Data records

▶

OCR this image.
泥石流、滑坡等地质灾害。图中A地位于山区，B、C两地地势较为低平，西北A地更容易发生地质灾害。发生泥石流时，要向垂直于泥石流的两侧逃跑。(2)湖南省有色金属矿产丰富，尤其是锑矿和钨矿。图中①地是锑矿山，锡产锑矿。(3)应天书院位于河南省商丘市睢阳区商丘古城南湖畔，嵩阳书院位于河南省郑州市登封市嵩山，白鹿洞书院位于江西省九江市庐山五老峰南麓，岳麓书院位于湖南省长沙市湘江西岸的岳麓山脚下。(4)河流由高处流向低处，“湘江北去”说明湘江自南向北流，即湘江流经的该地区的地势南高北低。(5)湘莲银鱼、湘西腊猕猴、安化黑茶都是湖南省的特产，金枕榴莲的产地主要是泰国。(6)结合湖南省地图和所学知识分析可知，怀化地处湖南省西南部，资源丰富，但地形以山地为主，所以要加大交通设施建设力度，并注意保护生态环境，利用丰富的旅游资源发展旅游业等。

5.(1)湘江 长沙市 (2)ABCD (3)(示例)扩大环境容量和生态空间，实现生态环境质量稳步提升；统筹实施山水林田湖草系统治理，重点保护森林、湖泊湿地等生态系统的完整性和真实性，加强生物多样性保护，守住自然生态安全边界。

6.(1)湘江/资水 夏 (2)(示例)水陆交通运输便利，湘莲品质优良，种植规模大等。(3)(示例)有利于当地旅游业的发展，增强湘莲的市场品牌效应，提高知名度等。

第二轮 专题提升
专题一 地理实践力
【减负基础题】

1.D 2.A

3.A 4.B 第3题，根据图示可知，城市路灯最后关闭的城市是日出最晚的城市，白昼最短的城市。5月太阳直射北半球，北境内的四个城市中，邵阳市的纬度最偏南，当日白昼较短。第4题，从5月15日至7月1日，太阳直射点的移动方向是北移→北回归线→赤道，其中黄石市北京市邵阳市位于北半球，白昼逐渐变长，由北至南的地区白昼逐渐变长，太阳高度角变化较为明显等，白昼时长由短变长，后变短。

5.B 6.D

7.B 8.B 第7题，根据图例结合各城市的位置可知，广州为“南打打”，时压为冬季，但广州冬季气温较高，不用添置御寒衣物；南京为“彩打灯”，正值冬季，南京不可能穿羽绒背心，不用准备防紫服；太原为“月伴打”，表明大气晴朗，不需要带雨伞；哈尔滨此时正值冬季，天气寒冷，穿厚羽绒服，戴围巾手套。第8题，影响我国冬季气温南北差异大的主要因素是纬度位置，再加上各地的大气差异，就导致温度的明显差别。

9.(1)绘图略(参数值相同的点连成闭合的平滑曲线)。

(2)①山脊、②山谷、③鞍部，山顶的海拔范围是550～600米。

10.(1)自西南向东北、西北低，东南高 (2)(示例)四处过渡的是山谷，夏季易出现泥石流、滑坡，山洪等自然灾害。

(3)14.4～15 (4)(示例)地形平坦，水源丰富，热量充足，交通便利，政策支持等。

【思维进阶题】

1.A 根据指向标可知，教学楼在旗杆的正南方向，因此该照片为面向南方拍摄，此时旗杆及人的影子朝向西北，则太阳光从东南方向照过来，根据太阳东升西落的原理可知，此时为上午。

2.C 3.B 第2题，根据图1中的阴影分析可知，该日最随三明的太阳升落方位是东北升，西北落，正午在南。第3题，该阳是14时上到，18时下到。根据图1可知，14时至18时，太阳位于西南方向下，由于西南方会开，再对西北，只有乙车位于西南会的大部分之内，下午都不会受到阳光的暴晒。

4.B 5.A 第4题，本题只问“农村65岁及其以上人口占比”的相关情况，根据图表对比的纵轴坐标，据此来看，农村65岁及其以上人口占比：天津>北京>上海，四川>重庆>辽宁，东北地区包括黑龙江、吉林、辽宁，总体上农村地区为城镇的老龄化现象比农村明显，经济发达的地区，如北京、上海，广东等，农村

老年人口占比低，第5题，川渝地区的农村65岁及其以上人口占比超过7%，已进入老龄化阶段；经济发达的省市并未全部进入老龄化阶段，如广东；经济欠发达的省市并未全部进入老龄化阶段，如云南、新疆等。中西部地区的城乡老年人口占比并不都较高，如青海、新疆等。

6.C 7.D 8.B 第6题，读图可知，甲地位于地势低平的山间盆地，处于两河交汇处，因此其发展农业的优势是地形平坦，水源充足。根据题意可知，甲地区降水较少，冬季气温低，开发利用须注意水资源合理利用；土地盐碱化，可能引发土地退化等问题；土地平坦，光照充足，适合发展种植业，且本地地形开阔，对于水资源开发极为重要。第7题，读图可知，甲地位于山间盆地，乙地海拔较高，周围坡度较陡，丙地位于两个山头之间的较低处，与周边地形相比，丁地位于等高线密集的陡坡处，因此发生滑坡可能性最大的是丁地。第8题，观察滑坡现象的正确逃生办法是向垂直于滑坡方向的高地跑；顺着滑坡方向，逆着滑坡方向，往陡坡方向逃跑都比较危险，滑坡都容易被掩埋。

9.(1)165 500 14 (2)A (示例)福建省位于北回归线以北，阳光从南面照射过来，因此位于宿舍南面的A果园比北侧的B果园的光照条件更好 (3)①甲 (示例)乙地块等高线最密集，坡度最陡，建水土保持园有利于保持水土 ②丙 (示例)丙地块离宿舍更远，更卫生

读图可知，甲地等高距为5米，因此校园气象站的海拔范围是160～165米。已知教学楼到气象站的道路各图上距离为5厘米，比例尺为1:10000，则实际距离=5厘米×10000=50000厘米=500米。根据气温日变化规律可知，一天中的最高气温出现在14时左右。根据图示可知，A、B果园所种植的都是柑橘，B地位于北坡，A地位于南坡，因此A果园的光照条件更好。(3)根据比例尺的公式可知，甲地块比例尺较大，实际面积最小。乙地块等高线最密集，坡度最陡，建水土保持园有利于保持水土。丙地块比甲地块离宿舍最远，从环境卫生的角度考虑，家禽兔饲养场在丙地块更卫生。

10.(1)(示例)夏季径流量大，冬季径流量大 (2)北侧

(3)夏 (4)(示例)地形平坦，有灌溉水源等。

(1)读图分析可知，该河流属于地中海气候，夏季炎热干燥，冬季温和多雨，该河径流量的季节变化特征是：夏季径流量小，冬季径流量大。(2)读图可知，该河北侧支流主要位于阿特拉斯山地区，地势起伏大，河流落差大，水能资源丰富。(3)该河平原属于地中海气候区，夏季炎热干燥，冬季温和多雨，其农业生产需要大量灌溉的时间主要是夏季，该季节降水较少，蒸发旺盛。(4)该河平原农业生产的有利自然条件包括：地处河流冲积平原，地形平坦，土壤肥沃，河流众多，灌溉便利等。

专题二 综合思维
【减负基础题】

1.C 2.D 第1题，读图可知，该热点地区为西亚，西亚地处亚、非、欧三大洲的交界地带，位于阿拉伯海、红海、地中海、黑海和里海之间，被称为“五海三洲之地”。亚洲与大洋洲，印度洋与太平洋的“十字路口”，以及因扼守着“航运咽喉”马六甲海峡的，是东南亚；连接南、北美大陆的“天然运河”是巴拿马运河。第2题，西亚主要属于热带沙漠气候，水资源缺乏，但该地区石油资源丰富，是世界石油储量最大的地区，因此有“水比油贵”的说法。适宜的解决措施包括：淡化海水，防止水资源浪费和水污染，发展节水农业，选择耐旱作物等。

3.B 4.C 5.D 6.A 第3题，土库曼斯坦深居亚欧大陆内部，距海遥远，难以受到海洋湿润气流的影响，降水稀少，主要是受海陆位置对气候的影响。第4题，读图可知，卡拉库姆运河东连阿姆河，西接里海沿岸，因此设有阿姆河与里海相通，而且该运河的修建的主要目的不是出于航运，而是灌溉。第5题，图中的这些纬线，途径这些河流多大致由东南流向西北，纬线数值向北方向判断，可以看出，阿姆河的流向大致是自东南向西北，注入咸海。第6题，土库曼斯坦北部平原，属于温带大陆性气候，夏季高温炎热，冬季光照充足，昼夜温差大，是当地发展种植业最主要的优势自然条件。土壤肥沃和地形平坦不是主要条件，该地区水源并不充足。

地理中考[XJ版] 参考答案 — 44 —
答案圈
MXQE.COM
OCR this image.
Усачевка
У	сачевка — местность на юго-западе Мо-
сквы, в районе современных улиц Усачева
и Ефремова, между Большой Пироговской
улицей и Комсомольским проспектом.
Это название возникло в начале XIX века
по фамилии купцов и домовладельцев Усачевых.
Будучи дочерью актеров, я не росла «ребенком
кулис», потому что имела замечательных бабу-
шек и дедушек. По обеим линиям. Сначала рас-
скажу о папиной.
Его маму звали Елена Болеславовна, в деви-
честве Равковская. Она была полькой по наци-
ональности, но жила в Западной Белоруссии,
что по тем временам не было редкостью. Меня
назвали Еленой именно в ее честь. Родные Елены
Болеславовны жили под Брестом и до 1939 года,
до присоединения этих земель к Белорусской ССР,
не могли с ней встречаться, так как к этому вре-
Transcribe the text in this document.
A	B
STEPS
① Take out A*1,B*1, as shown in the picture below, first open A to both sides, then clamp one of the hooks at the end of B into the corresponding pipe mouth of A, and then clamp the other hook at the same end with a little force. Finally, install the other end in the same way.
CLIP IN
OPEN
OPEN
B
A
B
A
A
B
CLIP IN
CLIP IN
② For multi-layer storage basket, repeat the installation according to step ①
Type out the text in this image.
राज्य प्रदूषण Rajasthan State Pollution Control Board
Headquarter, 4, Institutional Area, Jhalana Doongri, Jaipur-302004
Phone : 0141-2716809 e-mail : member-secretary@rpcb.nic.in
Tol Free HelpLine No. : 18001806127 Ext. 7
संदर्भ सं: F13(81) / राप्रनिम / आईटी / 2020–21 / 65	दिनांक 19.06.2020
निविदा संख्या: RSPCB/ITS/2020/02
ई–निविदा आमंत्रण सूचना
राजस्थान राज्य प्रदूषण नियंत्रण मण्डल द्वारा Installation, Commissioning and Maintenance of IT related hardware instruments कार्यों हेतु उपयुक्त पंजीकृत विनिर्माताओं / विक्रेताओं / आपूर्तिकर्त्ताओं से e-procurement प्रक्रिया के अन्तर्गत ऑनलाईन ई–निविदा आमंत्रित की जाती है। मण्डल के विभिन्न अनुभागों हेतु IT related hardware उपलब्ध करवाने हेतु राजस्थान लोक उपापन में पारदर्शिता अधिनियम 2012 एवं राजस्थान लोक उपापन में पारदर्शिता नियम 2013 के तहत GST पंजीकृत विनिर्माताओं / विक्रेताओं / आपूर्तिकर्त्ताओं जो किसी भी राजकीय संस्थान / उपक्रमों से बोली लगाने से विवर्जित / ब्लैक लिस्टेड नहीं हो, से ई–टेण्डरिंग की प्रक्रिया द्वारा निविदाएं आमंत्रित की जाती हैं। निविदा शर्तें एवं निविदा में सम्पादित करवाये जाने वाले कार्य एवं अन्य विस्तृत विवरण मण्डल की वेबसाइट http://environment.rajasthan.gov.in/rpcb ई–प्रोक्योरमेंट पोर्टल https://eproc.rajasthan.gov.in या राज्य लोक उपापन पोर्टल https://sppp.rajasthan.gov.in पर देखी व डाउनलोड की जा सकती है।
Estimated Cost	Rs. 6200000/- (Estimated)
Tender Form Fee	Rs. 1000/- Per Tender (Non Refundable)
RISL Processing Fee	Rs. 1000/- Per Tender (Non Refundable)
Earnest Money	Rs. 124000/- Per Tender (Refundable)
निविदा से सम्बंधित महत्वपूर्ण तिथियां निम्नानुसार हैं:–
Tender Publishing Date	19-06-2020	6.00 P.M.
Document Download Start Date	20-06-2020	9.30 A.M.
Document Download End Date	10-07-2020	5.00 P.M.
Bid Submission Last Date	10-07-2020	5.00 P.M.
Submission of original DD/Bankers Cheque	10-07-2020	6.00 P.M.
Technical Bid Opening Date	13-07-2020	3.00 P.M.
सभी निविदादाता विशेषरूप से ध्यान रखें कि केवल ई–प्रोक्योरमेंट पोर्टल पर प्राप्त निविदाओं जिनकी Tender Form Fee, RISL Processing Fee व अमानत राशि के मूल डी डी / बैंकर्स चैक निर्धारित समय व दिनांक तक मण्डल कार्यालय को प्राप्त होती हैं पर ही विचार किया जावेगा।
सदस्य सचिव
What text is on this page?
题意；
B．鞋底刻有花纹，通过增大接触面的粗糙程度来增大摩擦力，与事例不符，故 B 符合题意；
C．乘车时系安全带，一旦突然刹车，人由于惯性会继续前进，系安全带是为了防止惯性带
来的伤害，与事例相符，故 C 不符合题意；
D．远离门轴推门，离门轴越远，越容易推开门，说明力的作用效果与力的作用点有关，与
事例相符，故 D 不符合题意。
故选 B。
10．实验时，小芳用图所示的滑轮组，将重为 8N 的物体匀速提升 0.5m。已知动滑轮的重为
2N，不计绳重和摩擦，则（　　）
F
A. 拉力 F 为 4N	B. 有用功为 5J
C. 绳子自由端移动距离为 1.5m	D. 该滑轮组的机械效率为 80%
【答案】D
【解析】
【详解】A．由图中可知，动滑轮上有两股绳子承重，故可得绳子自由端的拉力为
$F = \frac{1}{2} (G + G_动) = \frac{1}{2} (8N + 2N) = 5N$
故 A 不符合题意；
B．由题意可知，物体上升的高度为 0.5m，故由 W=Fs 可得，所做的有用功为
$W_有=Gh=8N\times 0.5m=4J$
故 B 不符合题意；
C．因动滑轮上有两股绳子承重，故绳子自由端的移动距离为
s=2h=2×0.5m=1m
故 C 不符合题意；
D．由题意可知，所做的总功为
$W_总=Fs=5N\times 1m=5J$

◀

● **Work instructions**: Return exactly, and only, the line containing "What text is on this page?" and every line after it through the end of the material.

● **Solution**:
What text is on this page?
题意；
B．鞋底刻有花纹，通过增大接触面的粗糙程度来增大摩擦力，与事例不符，故 B 符合题意；
C．乘车时系安全带，一旦突然刹车，人由于惯性会继续前进，系安全带是为了防止惯性带
来的伤害，与事例相符，故 C 不符合题意；
D．远离门轴推门，离门轴越远，越容易推开门，说明力的作用效果与力的作用点有关，与
事例相符，故 D 不符合题意。
故选 B。
10．实验时，小芳用图所示的滑轮组，将重为 8N 的物体匀速提升 0.5m。已知动滑轮的重为
2N，不计绳重和摩擦，则（　　）
F
A. 拉力 F 为 4N	B. 有用功为 5J
C. 绳子自由端移动距离为 1.5m	D. 该滑轮组的机械效率为 80%
【答案】D
【解析】
【详解】A．由图中可知，动滑轮上有两股绳子承重，故可得绳子自由端的拉力为
$F = \frac{1}{2} (G + G_动) = \frac{1}{2} (8N + 2N) = 5N$
故 A 不符合题意；
B．由题意可知，物体上升的高度为 0.5m，故由 W=Fs 可得，所做的有用功为
$W_有=Gh=8N\times 0.5m=4J$
故 B 不符合题意；
C．因动滑轮上有两股绳子承重，故绳子自由端的移动距离为
s=2h=2×0.5m=1m
故 C 不符合题意；
D．由题意可知，所做的总功为
$W_总=Fs=5N\times 1m=5J$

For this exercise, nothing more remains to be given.